» Written exercise
Can you write out the items below again, replacing "shap-point" with "marker" everywhere it occurs and leaving everything else unchanged?

>> begin

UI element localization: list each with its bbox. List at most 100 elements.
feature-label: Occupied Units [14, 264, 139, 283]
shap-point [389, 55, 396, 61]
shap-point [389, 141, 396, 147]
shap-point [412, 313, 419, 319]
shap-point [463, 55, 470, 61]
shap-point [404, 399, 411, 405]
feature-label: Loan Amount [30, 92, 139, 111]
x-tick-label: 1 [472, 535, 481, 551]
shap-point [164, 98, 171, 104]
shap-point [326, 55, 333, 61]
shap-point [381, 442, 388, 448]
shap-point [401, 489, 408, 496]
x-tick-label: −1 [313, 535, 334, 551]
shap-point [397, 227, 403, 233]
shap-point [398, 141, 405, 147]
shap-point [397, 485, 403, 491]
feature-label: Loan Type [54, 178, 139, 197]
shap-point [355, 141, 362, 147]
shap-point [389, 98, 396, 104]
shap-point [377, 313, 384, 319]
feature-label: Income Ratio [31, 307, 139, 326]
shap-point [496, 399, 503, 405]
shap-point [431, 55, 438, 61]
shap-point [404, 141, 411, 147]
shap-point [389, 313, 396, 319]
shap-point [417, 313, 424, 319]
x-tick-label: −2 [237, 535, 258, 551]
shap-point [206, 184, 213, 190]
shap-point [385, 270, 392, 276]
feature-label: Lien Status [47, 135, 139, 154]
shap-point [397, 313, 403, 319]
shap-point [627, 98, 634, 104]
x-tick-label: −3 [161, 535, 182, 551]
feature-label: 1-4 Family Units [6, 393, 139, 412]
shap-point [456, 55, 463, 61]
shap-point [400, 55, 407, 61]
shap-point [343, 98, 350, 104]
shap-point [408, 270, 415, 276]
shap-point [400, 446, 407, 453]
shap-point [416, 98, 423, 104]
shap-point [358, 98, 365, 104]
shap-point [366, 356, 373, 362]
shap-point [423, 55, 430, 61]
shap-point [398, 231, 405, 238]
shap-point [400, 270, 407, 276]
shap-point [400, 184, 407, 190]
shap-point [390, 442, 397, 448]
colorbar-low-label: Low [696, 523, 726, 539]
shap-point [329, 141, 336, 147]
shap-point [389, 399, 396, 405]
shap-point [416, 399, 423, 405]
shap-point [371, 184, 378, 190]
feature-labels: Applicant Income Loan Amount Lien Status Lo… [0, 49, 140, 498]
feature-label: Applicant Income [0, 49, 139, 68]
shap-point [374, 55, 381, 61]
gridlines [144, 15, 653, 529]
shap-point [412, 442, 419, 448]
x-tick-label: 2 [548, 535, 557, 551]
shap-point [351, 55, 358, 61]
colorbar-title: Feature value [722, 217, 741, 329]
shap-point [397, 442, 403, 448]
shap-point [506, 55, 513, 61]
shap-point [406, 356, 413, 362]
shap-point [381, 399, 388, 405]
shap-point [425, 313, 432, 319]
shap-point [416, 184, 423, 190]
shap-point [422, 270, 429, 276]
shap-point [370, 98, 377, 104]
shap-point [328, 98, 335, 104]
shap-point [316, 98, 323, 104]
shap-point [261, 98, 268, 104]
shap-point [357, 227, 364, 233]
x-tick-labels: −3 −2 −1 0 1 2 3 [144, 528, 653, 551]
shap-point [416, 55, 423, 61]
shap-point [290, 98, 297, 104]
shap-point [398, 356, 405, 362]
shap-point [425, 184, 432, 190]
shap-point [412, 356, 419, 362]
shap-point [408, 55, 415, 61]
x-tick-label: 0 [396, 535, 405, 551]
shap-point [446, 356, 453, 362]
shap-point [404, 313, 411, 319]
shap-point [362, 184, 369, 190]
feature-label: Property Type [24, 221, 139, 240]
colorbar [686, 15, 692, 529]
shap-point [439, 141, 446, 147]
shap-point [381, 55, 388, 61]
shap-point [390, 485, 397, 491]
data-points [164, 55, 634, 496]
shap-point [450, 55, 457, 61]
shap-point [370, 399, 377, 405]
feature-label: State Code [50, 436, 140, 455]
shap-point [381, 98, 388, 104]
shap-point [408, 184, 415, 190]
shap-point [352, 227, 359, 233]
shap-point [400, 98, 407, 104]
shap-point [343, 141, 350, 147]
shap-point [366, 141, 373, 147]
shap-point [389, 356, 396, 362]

>> end

» Full response
UI element localization: list each with its bbox. List at most 100 elements.
feature-label: Occupied Units [14, 264, 139, 283]
marker [389, 55, 396, 61]
marker [389, 141, 396, 147]
marker [412, 313, 419, 319]
marker [463, 55, 470, 61]
marker [404, 399, 411, 405]
feature-label: Loan Amount [30, 92, 139, 111]
x-tick-label: 1 [472, 535, 481, 551]
marker [164, 98, 171, 104]
marker [326, 55, 333, 61]
marker [381, 442, 388, 448]
marker [401, 489, 408, 496]
x-tick-label: −1 [313, 535, 334, 551]
marker [397, 227, 403, 233]
marker [398, 141, 405, 147]
marker [397, 485, 403, 491]
feature-label: Loan Type [54, 178, 139, 197]
marker [355, 141, 362, 147]
marker [389, 98, 396, 104]
marker [377, 313, 384, 319]
feature-label: Income Ratio [31, 307, 139, 326]
marker [496, 399, 503, 405]
marker [431, 55, 438, 61]
marker [404, 141, 411, 147]
marker [389, 313, 396, 319]
marker [417, 313, 424, 319]
x-tick-label: −2 [237, 535, 258, 551]
marker [206, 184, 213, 190]
marker [385, 270, 392, 276]
feature-label: Lien Status [47, 135, 139, 154]
marker [397, 313, 403, 319]
marker [627, 98, 634, 104]
x-tick-label: −3 [161, 535, 182, 551]
feature-label: 1-4 Family Units [6, 393, 139, 412]
marker [456, 55, 463, 61]
marker [400, 55, 407, 61]
marker [343, 98, 350, 104]
marker [408, 270, 415, 276]
marker [400, 446, 407, 453]
marker [416, 98, 423, 104]
marker [358, 98, 365, 104]
marker [366, 356, 373, 362]
marker [423, 55, 430, 61]
marker [398, 231, 405, 238]
marker [400, 270, 407, 276]
marker [400, 184, 407, 190]
marker [390, 442, 397, 448]
colorbar-low-label: Low [696, 523, 726, 539]
marker [329, 141, 336, 147]
marker [389, 399, 396, 405]
marker [416, 399, 423, 405]
marker [371, 184, 378, 190]
feature-labels: Applicant Income Loan Amount Lien Status Lo… [0, 49, 140, 498]
feature-label: Applicant Income [0, 49, 139, 68]
marker [374, 55, 381, 61]
gridlines [144, 15, 653, 529]
marker [412, 442, 419, 448]
x-tick-label: 2 [548, 535, 557, 551]
marker [351, 55, 358, 61]
colorbar-title: Feature value [722, 217, 741, 329]
marker [397, 442, 403, 448]
marker [506, 55, 513, 61]
marker [406, 356, 413, 362]
marker [381, 399, 388, 405]
marker [425, 313, 432, 319]
marker [416, 184, 423, 190]
marker [422, 270, 429, 276]
marker [370, 98, 377, 104]
marker [328, 98, 335, 104]
marker [316, 98, 323, 104]
marker [261, 98, 268, 104]
marker [357, 227, 364, 233]
x-tick-labels: −3 −2 −1 0 1 2 3 [144, 528, 653, 551]
marker [416, 55, 423, 61]
marker [290, 98, 297, 104]
marker [398, 356, 405, 362]
marker [425, 184, 432, 190]
marker [412, 356, 419, 362]
marker [408, 55, 415, 61]
x-tick-label: 0 [396, 535, 405, 551]
marker [446, 356, 453, 362]
marker [404, 313, 411, 319]
marker [362, 184, 369, 190]
feature-label: Property Type [24, 221, 139, 240]
colorbar [686, 15, 692, 529]
marker [439, 141, 446, 147]
marker [381, 55, 388, 61]
marker [390, 485, 397, 491]
data-points [164, 55, 634, 496]
marker [450, 55, 457, 61]
marker [370, 399, 377, 405]
feature-label: State Code [50, 436, 140, 455]
marker [381, 98, 388, 104]
marker [408, 184, 415, 190]
marker [352, 227, 359, 233]
marker [400, 98, 407, 104]
marker [343, 141, 350, 147]
marker [366, 141, 373, 147]
marker [389, 356, 396, 362]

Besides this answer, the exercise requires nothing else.